> [SHORT PROBLEM]: Return each line of the records with nothing changed, pictures excepted.

> [EXERCISE INPUT]:
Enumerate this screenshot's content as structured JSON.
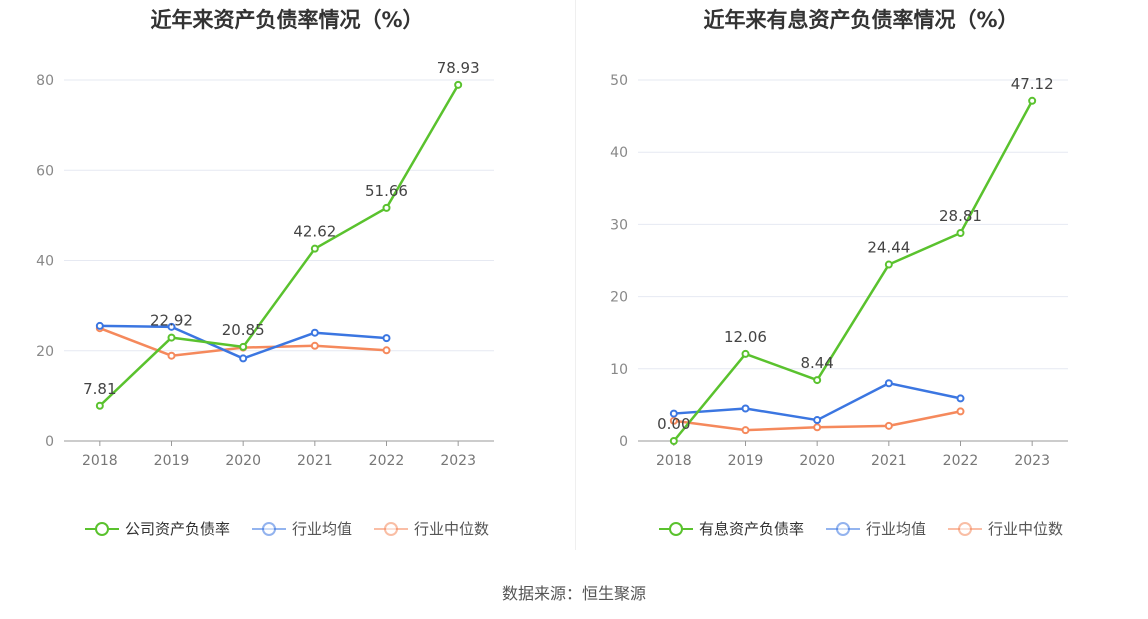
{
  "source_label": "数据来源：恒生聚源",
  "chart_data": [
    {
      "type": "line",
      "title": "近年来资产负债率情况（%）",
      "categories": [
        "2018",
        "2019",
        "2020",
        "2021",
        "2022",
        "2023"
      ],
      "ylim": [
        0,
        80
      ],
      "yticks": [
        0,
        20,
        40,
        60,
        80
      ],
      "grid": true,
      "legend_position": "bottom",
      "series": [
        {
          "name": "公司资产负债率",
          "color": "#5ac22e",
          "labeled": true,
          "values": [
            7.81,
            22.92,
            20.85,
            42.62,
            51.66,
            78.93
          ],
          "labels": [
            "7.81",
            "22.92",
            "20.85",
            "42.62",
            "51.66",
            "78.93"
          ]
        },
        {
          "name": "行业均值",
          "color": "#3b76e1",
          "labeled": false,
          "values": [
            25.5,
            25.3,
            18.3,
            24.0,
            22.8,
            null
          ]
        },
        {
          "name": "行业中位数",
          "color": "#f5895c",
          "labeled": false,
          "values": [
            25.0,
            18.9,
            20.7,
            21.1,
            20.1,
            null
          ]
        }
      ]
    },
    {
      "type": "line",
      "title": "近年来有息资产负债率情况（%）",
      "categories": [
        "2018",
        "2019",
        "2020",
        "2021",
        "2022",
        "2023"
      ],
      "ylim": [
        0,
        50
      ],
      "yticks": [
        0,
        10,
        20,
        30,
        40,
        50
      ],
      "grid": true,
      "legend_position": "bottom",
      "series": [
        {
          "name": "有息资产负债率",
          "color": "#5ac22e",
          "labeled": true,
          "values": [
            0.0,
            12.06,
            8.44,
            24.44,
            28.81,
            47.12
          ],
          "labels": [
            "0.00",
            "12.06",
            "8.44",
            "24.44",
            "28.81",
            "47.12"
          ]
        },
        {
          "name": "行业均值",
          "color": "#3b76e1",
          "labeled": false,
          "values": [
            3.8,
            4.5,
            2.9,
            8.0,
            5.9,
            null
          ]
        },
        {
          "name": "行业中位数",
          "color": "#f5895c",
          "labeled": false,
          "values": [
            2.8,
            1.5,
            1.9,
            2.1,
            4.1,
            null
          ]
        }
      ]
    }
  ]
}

> [EXERCISE RESPONSE]:
Enumerate this screenshot's content as structured JSON.
{
  "source_label": "数据来源：恒生聚源",
  "chart_data": [
    {
      "type": "line",
      "title": "近年来资产负债率情况（%）",
      "categories": [
        "2018",
        "2019",
        "2020",
        "2021",
        "2022",
        "2023"
      ],
      "ylim": [
        0,
        80
      ],
      "yticks": [
        0,
        20,
        40,
        60,
        80
      ],
      "grid": true,
      "legend_position": "bottom",
      "series": [
        {
          "name": "公司资产负债率",
          "color": "#5ac22e",
          "labeled": true,
          "values": [
            7.81,
            22.92,
            20.85,
            42.62,
            51.66,
            78.93
          ],
          "labels": [
            "7.81",
            "22.92",
            "20.85",
            "42.62",
            "51.66",
            "78.93"
          ]
        },
        {
          "name": "行业均值",
          "color": "#3b76e1",
          "labeled": false,
          "values": [
            25.5,
            25.3,
            18.3,
            24.0,
            22.8,
            null
          ]
        },
        {
          "name": "行业中位数",
          "color": "#f5895c",
          "labeled": false,
          "values": [
            25.0,
            18.9,
            20.7,
            21.1,
            20.1,
            null
          ]
        }
      ]
    },
    {
      "type": "line",
      "title": "近年来有息资产负债率情况（%）",
      "categories": [
        "2018",
        "2019",
        "2020",
        "2021",
        "2022",
        "2023"
      ],
      "ylim": [
        0,
        50
      ],
      "yticks": [
        0,
        10,
        20,
        30,
        40,
        50
      ],
      "grid": true,
      "legend_position": "bottom",
      "series": [
        {
          "name": "有息资产负债率",
          "color": "#5ac22e",
          "labeled": true,
          "values": [
            0.0,
            12.06,
            8.44,
            24.44,
            28.81,
            47.12
          ],
          "labels": [
            "0.00",
            "12.06",
            "8.44",
            "24.44",
            "28.81",
            "47.12"
          ]
        },
        {
          "name": "行业均值",
          "color": "#3b76e1",
          "labeled": false,
          "values": [
            3.8,
            4.5,
            2.9,
            8.0,
            5.9,
            null
          ]
        },
        {
          "name": "行业中位数",
          "color": "#f5895c",
          "labeled": false,
          "values": [
            2.8,
            1.5,
            1.9,
            2.1,
            4.1,
            null
          ]
        }
      ]
    }
  ]
}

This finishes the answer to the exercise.